# start of Data listing

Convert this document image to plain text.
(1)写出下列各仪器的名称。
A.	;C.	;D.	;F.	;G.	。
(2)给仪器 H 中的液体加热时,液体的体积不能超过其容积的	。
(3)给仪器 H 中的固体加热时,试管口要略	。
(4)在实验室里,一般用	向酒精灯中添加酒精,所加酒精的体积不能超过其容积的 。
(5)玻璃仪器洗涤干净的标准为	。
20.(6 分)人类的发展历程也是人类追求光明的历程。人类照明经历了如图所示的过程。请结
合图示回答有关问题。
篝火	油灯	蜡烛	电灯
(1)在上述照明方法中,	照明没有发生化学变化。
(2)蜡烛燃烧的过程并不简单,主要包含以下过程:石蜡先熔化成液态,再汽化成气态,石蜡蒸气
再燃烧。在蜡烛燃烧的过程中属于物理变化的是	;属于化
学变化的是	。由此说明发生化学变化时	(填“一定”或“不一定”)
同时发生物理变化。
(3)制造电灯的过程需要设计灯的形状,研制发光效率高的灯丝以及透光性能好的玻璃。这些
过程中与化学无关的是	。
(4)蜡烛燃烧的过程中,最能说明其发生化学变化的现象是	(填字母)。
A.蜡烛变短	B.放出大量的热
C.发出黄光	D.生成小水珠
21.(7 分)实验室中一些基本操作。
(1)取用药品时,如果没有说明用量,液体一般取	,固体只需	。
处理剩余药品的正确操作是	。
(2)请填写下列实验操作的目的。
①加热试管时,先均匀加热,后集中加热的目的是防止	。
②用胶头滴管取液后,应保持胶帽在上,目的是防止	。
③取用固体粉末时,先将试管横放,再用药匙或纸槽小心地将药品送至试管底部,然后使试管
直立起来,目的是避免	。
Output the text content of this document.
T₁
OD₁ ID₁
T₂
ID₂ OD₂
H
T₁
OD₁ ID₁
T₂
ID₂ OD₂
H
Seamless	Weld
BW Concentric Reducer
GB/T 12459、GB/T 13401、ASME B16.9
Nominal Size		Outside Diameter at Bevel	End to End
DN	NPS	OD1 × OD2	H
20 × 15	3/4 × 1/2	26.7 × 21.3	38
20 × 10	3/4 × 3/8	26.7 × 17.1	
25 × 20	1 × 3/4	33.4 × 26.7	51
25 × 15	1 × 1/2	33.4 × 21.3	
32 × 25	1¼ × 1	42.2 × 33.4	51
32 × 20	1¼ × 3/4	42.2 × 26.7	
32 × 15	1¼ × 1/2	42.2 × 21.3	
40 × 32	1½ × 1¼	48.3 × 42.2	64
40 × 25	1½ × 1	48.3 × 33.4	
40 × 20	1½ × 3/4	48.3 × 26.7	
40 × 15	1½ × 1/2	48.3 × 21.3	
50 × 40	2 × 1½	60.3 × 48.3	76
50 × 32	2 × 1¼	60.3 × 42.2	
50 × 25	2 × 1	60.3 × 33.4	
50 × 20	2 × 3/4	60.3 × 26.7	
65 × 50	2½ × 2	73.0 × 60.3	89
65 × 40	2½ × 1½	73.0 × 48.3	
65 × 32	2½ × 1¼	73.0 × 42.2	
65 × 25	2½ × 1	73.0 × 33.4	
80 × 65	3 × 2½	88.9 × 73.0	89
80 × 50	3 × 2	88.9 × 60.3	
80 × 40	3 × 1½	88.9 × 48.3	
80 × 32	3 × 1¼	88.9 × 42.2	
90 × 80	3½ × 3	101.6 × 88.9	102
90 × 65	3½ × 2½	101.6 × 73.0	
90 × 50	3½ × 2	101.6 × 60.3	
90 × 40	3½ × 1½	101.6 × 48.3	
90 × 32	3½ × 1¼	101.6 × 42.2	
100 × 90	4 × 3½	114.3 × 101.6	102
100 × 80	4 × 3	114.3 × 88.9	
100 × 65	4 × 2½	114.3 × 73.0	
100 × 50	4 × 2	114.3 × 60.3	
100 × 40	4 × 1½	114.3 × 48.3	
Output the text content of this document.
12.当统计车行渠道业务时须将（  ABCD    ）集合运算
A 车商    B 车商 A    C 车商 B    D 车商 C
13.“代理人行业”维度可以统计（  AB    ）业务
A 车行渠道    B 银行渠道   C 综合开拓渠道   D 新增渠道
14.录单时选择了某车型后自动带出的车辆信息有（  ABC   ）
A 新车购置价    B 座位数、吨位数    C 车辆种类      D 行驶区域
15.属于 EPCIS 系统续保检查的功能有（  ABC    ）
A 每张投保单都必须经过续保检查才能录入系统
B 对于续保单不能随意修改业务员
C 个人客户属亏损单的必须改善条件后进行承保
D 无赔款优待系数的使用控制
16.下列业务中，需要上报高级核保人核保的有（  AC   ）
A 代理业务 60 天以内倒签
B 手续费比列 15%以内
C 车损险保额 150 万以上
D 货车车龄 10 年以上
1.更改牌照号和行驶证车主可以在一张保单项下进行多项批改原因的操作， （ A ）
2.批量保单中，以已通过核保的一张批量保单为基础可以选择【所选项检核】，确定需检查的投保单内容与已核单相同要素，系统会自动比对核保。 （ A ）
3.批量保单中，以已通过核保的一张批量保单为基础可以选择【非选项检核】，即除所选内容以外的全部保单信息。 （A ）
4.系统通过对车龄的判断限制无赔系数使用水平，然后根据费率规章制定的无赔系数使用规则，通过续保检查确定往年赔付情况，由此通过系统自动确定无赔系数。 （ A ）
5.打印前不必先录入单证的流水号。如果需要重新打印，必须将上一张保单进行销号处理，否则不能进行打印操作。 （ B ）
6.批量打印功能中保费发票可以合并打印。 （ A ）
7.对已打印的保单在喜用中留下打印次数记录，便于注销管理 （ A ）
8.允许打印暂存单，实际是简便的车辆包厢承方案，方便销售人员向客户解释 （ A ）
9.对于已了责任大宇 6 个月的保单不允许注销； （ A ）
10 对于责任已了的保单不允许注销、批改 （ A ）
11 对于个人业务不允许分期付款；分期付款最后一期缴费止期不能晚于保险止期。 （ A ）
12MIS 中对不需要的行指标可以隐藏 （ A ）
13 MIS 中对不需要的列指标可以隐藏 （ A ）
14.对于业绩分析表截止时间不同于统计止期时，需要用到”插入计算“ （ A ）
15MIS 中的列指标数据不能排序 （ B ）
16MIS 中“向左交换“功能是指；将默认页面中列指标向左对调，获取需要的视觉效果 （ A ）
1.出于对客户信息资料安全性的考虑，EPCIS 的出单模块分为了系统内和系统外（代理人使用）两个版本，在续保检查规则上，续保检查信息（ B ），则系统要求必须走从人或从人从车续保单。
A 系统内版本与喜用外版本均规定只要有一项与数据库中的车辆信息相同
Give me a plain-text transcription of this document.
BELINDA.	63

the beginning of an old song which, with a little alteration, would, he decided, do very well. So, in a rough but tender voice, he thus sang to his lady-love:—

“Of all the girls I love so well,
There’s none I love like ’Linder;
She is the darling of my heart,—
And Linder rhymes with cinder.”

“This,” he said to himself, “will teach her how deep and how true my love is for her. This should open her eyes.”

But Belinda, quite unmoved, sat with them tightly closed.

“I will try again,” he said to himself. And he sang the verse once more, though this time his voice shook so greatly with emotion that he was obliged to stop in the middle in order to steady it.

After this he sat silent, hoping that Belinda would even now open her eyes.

# end of Data listing

### [Objective]
Each record above must be given again exactly.

### [Result of this exercise]
Convert this document image to plain text.
(1)写出下列各仪器的名称。
A.	;C.	;D.	;F.	;G.	。
(2)给仪器 H 中的液体加热时,液体的体积不能超过其容积的	。
(3)给仪器 H 中的固体加热时,试管口要略	。
(4)在实验室里,一般用	向酒精灯中添加酒精,所加酒精的体积不能超过其容积的 。
(5)玻璃仪器洗涤干净的标准为	。
20.(6 分)人类的发展历程也是人类追求光明的历程。人类照明经历了如图所示的过程。请结
合图示回答有关问题。
篝火	油灯	蜡烛	电灯
(1)在上述照明方法中,	照明没有发生化学变化。
(2)蜡烛燃烧的过程并不简单,主要包含以下过程:石蜡先熔化成液态,再汽化成气态,石蜡蒸气
再燃烧。在蜡烛燃烧的过程中属于物理变化的是	;属于化
学变化的是	。由此说明发生化学变化时	(填“一定”或“不一定”)
同时发生物理变化。
(3)制造电灯的过程需要设计灯的形状,研制发光效率高的灯丝以及透光性能好的玻璃。这些
过程中与化学无关的是	。
(4)蜡烛燃烧的过程中,最能说明其发生化学变化的现象是	(填字母)。
A.蜡烛变短	B.放出大量的热
C.发出黄光	D.生成小水珠
21.(7 分)实验室中一些基本操作。
(1)取用药品时,如果没有说明用量,液体一般取	,固体只需	。
处理剩余药品的正确操作是	。
(2)请填写下列实验操作的目的。
①加热试管时,先均匀加热,后集中加热的目的是防止	。
②用胶头滴管取液后,应保持胶帽在上,目的是防止	。
③取用固体粉末时,先将试管横放,再用药匙或纸槽小心地将药品送至试管底部,然后使试管
直立起来,目的是避免	。
Output the text content of this document.
T₁
OD₁ ID₁
T₂
ID₂ OD₂
H
T₁
OD₁ ID₁
T₂
ID₂ OD₂
H
Seamless	Weld
BW Concentric Reducer
GB/T 12459、GB/T 13401、ASME B16.9
Nominal Size		Outside Diameter at Bevel	End to End
DN	NPS	OD1 × OD2	H
20 × 15	3/4 × 1/2	26.7 × 21.3	38
20 × 10	3/4 × 3/8	26.7 × 17.1	
25 × 20	1 × 3/4	33.4 × 26.7	51
25 × 15	1 × 1/2	33.4 × 21.3	
32 × 25	1¼ × 1	42.2 × 33.4	51
32 × 20	1¼ × 3/4	42.2 × 26.7	
32 × 15	1¼ × 1/2	42.2 × 21.3	
40 × 32	1½ × 1¼	48.3 × 42.2	64
40 × 25	1½ × 1	48.3 × 33.4	
40 × 20	1½ × 3/4	48.3 × 26.7	
40 × 15	1½ × 1/2	48.3 × 21.3	
50 × 40	2 × 1½	60.3 × 48.3	76
50 × 32	2 × 1¼	60.3 × 42.2	
50 × 25	2 × 1	60.3 × 33.4	
50 × 20	2 × 3/4	60.3 × 26.7	
65 × 50	2½ × 2	73.0 × 60.3	89
65 × 40	2½ × 1½	73.0 × 48.3	
65 × 32	2½ × 1¼	73.0 × 42.2	
65 × 25	2½ × 1	73.0 × 33.4	
80 × 65	3 × 2½	88.9 × 73.0	89
80 × 50	3 × 2	88.9 × 60.3	
80 × 40	3 × 1½	88.9 × 48.3	
80 × 32	3 × 1¼	88.9 × 42.2	
90 × 80	3½ × 3	101.6 × 88.9	102
90 × 65	3½ × 2½	101.6 × 73.0	
90 × 50	3½ × 2	101.6 × 60.3	
90 × 40	3½ × 1½	101.6 × 48.3	
90 × 32	3½ × 1¼	101.6 × 42.2	
100 × 90	4 × 3½	114.3 × 101.6	102
100 × 80	4 × 3	114.3 × 88.9	
100 × 65	4 × 2½	114.3 × 73.0	
100 × 50	4 × 2	114.3 × 60.3	
100 × 40	4 × 1½	114.3 × 48.3	
Output the text content of this document.
12.当统计车行渠道业务时须将（  ABCD    ）集合运算
A 车商    B 车商 A    C 车商 B    D 车商 C
13.“代理人行业”维度可以统计（  AB    ）业务
A 车行渠道    B 银行渠道   C 综合开拓渠道   D 新增渠道
14.录单时选择了某车型后自动带出的车辆信息有（  ABC   ）
A 新车购置价    B 座位数、吨位数    C 车辆种类      D 行驶区域
15.属于 EPCIS 系统续保检查的功能有（  ABC    ）
A 每张投保单都必须经过续保检查才能录入系统
B 对于续保单不能随意修改业务员
C 个人客户属亏损单的必须改善条件后进行承保
D 无赔款优待系数的使用控制
16.下列业务中，需要上报高级核保人核保的有（  AC   ）
A 代理业务 60 天以内倒签
B 手续费比列 15%以内
C 车损险保额 150 万以上
D 货车车龄 10 年以上
1.更改牌照号和行驶证车主可以在一张保单项下进行多项批改原因的操作， （ A ）
2.批量保单中，以已通过核保的一张批量保单为基础可以选择【所选项检核】，确定需检查的投保单内容与已核单相同要素，系统会自动比对核保。 （ A ）
3.批量保单中，以已通过核保的一张批量保单为基础可以选择【非选项检核】，即除所选内容以外的全部保单信息。 （A ）
4.系统通过对车龄的判断限制无赔系数使用水平，然后根据费率规章制定的无赔系数使用规则，通过续保检查确定往年赔付情况，由此通过系统自动确定无赔系数。 （ A ）
5.打印前不必先录入单证的流水号。如果需要重新打印，必须将上一张保单进行销号处理，否则不能进行打印操作。 （ B ）
6.批量打印功能中保费发票可以合并打印。 （ A ）
7.对已打印的保单在喜用中留下打印次数记录，便于注销管理 （ A ）
8.允许打印暂存单，实际是简便的车辆包厢承方案，方便销售人员向客户解释 （ A ）
9.对于已了责任大宇 6 个月的保单不允许注销； （ A ）
10 对于责任已了的保单不允许注销、批改 （ A ）
11 对于个人业务不允许分期付款；分期付款最后一期缴费止期不能晚于保险止期。 （ A ）
12MIS 中对不需要的行指标可以隐藏 （ A ）
13 MIS 中对不需要的列指标可以隐藏 （ A ）
14.对于业绩分析表截止时间不同于统计止期时，需要用到”插入计算“ （ A ）
15MIS 中的列指标数据不能排序 （ B ）
16MIS 中“向左交换“功能是指；将默认页面中列指标向左对调，获取需要的视觉效果 （ A ）
1.出于对客户信息资料安全性的考虑，EPCIS 的出单模块分为了系统内和系统外（代理人使用）两个版本，在续保检查规则上，续保检查信息（ B ），则系统要求必须走从人或从人从车续保单。
A 系统内版本与喜用外版本均规定只要有一项与数据库中的车辆信息相同
Give me a plain-text transcription of this document.
BELINDA.	63

the beginning of an old song which, with a little alteration, would, he decided, do very well. So, in a rough but tender voice, he thus sang to his lady-love:—

“Of all the girls I love so well,
There’s none I love like ’Linder;
She is the darling of my heart,—
And Linder rhymes with cinder.”

“This,” he said to himself, “will teach her how deep and how true my love is for her. This should open her eyes.”

But Belinda, quite unmoved, sat with them tightly closed.

“I will try again,” he said to himself. And he sang the verse once more, though this time his voice shook so greatly with emotion that he was obliged to stop in the middle in order to steady it.

After this he sat silent, hoping that Belinda would even now open her eyes.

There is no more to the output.